=== Raw records ===

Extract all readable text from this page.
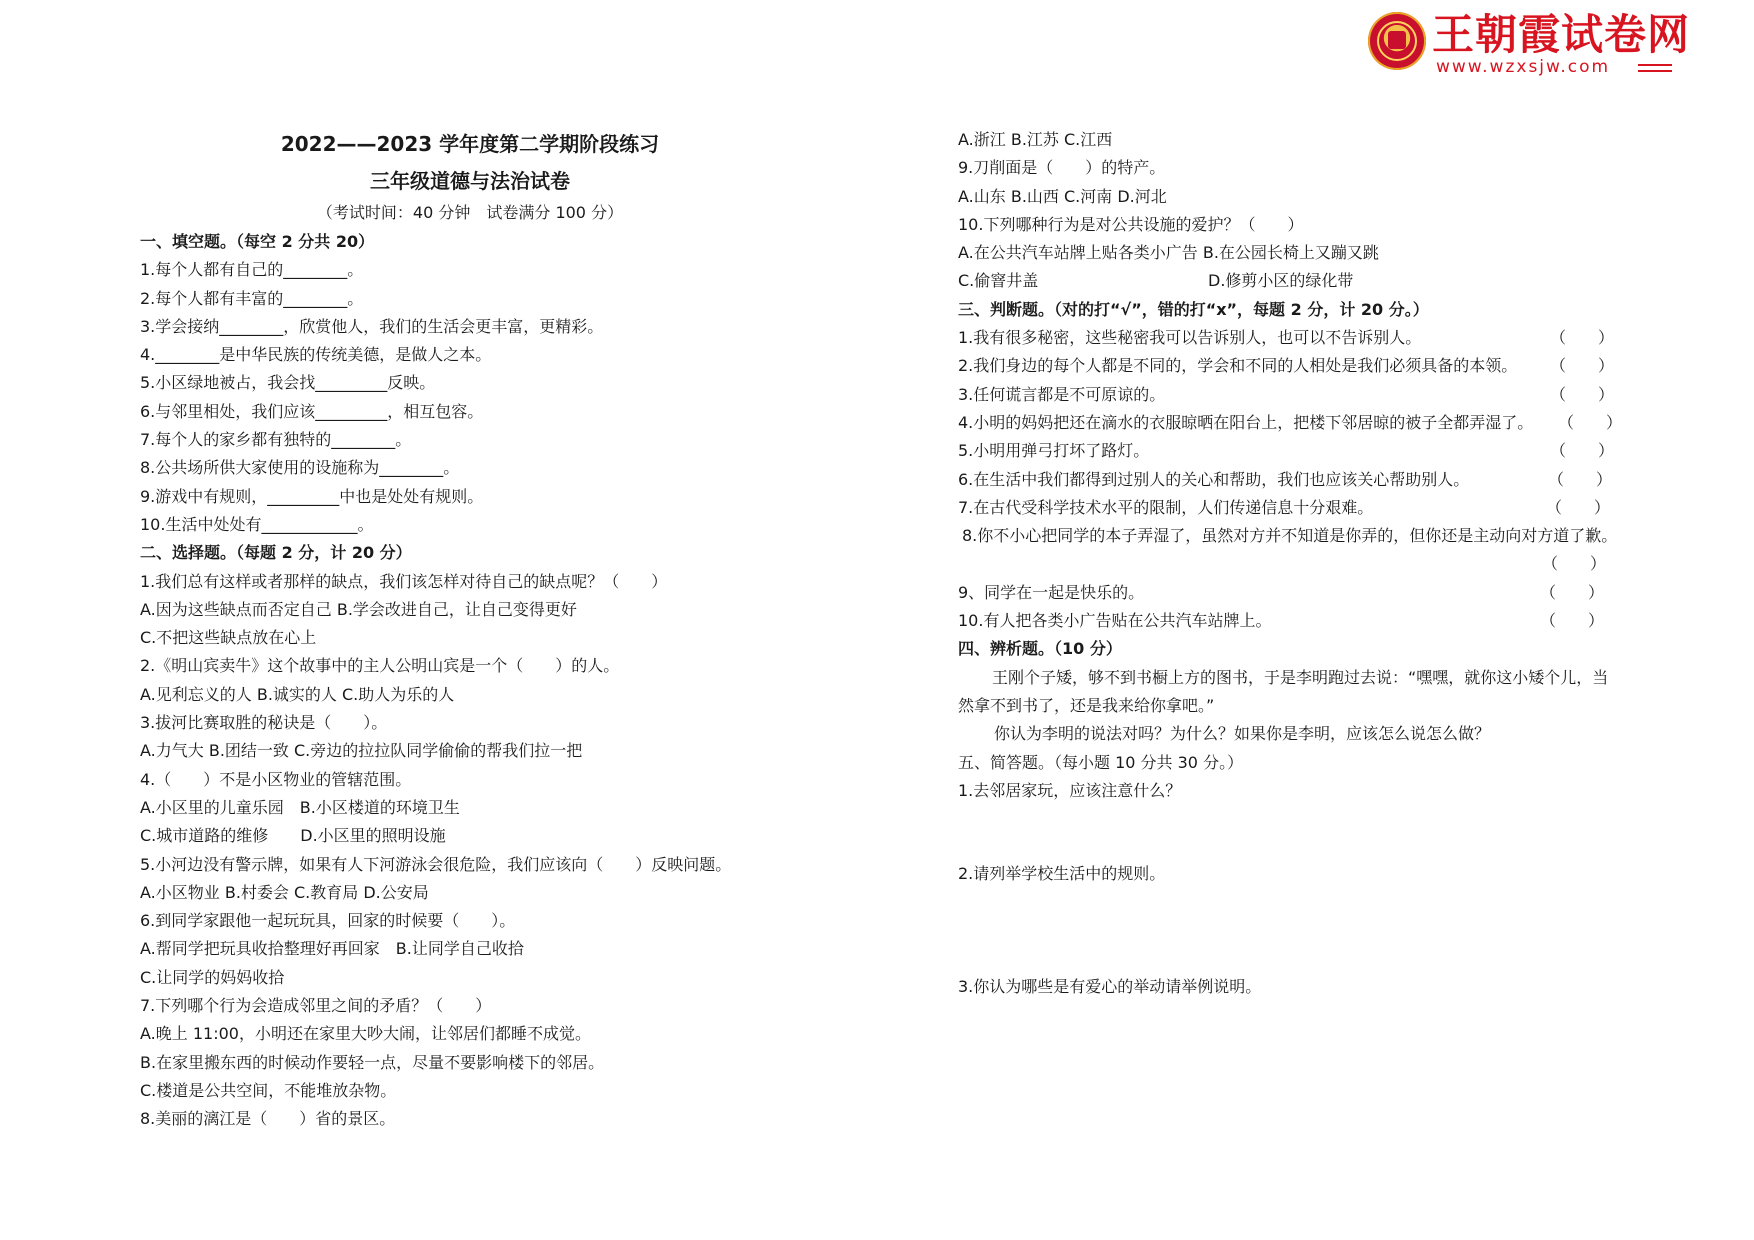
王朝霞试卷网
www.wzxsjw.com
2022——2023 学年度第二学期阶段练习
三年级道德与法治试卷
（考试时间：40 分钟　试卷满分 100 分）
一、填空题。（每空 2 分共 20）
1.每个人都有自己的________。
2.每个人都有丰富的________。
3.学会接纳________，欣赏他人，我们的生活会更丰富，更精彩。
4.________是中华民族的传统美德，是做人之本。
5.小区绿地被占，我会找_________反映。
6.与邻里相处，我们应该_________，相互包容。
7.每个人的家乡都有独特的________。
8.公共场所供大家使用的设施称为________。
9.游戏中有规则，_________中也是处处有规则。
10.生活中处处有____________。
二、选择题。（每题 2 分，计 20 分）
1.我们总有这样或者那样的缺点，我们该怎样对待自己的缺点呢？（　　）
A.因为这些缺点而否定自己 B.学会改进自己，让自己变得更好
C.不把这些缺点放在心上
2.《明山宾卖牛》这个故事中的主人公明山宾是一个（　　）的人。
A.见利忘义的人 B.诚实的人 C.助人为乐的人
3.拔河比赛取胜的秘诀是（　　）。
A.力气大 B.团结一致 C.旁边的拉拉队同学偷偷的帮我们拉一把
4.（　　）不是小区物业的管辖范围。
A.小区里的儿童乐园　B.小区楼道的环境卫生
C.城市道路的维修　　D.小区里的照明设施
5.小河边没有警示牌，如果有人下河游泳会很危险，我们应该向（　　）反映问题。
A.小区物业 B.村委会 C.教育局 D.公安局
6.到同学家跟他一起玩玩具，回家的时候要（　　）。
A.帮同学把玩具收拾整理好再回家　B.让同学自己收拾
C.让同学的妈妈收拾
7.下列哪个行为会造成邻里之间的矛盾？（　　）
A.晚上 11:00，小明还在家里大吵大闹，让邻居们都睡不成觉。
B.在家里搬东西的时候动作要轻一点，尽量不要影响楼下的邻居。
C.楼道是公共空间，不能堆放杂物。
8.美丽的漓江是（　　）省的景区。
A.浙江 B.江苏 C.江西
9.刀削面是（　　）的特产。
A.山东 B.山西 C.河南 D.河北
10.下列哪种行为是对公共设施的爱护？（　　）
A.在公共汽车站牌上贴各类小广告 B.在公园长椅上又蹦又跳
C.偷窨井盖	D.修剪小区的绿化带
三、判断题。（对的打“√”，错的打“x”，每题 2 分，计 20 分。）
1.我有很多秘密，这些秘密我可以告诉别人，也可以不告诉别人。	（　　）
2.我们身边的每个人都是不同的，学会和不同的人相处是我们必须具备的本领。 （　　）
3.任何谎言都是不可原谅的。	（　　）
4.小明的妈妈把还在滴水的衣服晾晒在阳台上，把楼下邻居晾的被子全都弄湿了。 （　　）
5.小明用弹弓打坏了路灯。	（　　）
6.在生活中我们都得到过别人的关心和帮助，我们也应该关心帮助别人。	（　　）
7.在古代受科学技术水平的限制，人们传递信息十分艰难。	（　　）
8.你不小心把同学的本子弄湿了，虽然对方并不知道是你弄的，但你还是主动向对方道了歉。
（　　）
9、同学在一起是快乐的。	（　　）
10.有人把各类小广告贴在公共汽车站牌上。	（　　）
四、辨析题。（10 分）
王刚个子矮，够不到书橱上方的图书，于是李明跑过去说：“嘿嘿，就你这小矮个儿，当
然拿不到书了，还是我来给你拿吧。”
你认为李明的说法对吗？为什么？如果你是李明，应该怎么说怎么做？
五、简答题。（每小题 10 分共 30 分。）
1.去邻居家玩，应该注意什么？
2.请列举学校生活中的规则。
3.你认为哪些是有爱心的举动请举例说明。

===
=== Raw records ===

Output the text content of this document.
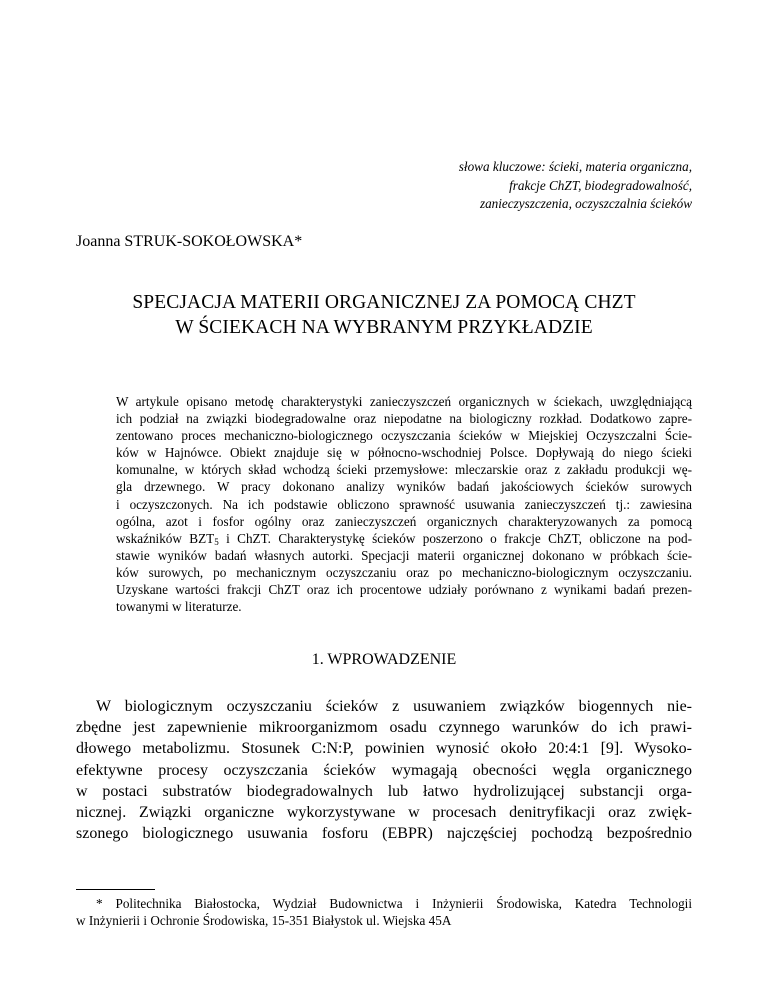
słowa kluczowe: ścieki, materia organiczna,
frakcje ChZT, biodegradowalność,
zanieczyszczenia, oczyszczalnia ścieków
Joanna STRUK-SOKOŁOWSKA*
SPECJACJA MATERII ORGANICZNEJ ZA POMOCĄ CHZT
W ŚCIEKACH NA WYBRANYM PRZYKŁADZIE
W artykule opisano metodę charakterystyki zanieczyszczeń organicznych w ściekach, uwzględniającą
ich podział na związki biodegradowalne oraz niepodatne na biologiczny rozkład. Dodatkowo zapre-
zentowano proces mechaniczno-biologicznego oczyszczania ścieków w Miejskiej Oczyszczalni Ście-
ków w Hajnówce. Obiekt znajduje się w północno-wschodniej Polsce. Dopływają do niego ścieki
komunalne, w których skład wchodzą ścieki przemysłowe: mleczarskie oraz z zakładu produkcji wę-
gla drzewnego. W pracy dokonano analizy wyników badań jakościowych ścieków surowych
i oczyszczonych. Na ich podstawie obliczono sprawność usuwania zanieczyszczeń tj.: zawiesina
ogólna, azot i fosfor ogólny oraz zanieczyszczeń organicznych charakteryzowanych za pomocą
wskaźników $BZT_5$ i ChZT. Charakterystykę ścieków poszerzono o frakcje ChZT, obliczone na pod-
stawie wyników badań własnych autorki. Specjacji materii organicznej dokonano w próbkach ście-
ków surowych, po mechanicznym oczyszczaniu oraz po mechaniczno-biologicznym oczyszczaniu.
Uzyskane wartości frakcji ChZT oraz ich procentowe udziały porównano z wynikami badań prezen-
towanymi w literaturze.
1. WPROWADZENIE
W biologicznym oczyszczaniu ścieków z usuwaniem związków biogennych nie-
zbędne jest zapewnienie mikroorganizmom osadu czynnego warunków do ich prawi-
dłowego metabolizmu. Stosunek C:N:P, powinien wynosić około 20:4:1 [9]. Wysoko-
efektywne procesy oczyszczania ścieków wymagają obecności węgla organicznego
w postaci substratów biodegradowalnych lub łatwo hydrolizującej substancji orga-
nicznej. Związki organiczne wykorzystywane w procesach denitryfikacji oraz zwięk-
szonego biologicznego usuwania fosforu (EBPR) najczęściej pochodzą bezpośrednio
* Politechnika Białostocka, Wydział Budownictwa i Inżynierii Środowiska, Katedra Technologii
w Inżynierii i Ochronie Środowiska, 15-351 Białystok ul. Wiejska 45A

===
=== Raw records ===

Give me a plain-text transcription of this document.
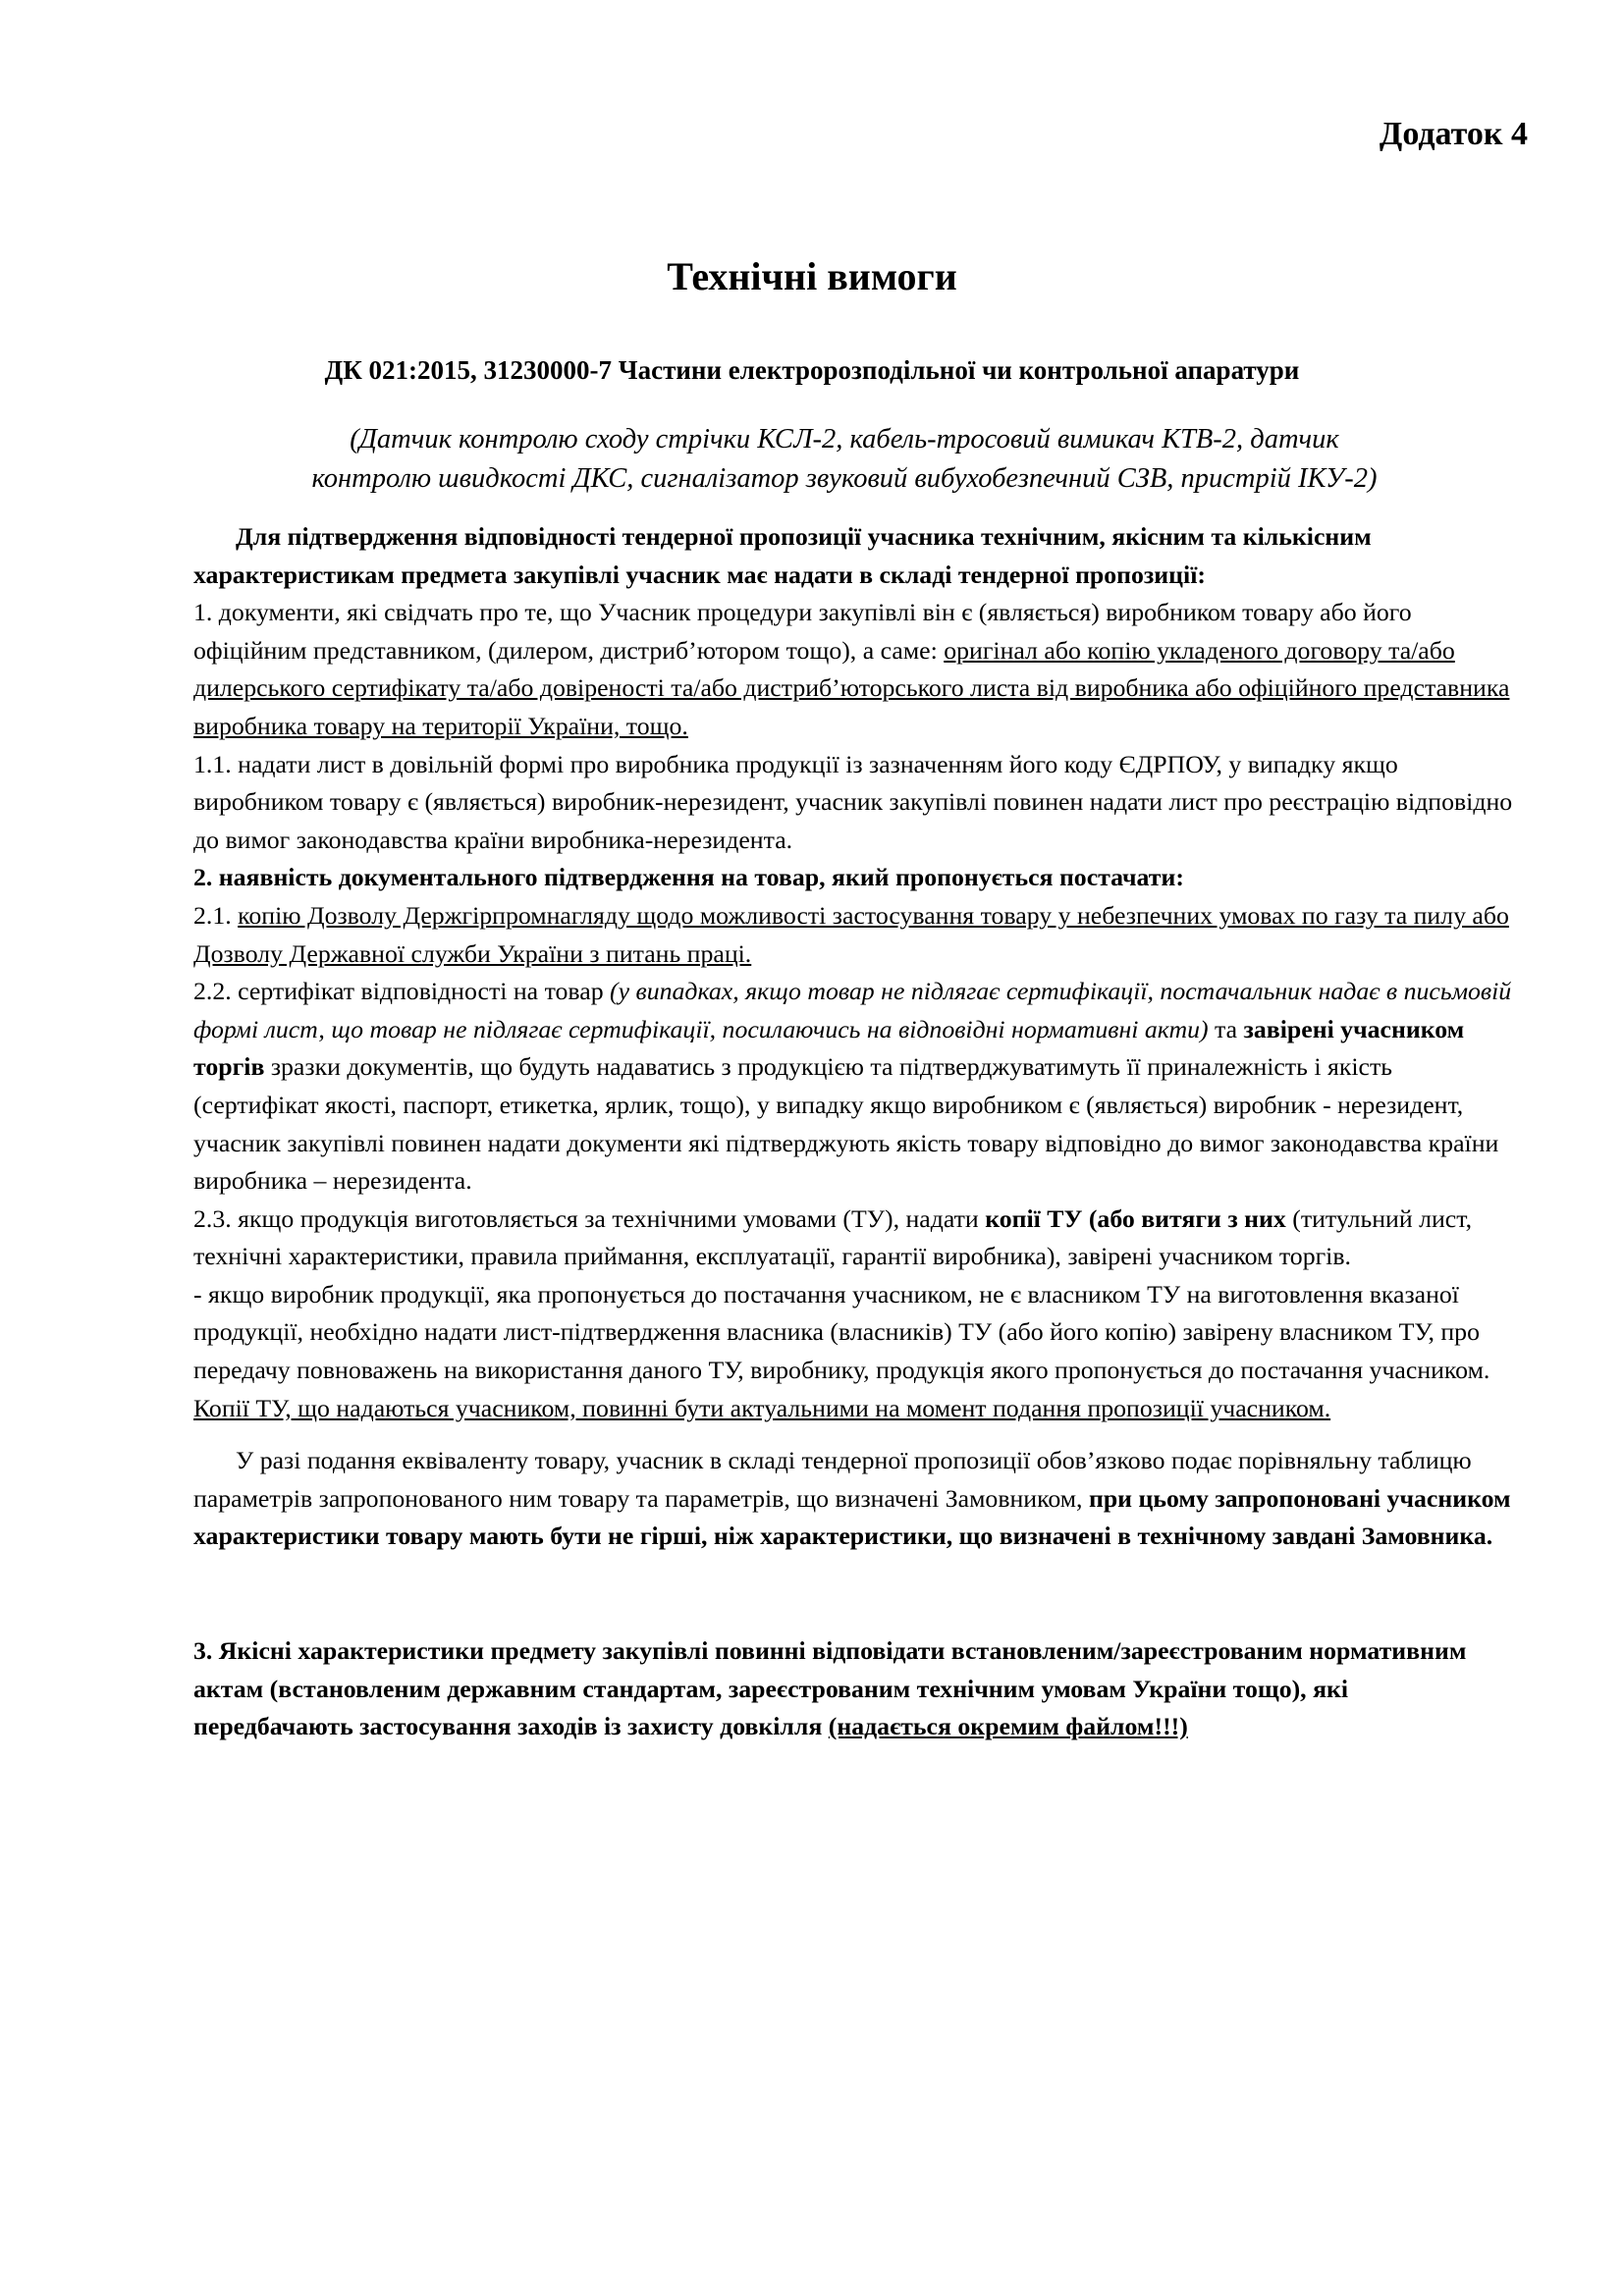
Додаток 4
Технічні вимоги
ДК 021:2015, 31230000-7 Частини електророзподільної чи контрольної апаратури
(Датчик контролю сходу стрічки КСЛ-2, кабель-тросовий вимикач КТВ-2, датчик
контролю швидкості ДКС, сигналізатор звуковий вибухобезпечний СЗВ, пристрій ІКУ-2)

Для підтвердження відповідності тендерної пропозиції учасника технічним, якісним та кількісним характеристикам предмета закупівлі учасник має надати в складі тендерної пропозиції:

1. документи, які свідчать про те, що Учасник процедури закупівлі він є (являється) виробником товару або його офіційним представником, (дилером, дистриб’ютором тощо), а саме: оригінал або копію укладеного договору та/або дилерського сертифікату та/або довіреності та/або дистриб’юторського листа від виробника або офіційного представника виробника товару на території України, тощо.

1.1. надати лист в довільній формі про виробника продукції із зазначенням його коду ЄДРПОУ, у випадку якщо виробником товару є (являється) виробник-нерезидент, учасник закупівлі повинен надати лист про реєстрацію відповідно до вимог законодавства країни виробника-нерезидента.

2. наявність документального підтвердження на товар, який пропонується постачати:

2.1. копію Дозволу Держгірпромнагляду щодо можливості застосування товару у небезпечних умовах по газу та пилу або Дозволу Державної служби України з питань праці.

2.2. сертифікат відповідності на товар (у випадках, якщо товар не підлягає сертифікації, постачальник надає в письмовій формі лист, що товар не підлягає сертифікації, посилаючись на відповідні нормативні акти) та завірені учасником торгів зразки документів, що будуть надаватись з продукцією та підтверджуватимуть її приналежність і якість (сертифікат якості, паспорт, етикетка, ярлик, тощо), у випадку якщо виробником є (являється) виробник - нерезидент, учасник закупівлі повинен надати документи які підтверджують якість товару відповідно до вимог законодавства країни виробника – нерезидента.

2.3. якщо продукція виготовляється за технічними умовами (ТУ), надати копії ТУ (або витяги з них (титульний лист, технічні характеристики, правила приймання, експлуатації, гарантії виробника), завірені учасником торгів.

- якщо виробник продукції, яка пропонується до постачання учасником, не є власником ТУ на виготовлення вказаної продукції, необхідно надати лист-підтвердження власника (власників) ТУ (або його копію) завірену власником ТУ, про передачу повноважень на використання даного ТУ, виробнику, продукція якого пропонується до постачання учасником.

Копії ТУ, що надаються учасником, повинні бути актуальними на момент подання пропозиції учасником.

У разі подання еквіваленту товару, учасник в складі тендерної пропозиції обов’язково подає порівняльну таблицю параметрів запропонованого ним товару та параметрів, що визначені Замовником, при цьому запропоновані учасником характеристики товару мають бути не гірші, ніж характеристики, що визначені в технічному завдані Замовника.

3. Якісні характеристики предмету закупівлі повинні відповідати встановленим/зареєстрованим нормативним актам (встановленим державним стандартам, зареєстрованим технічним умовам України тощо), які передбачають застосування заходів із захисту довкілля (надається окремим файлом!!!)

===

Find the lines containing "badań" and list every one of them.

> Solution to this exercise
gla drzewnego. W pracy dokonano analizy wyników badań jakościowych ścieków surowych
stawie wyników badań własnych autorki. Specjacji materii organicznej dokonano w próbkach ście-
Uzyskane wartości frakcji ChZT oraz ich procentowe udziały porównano z wynikami badań prezen-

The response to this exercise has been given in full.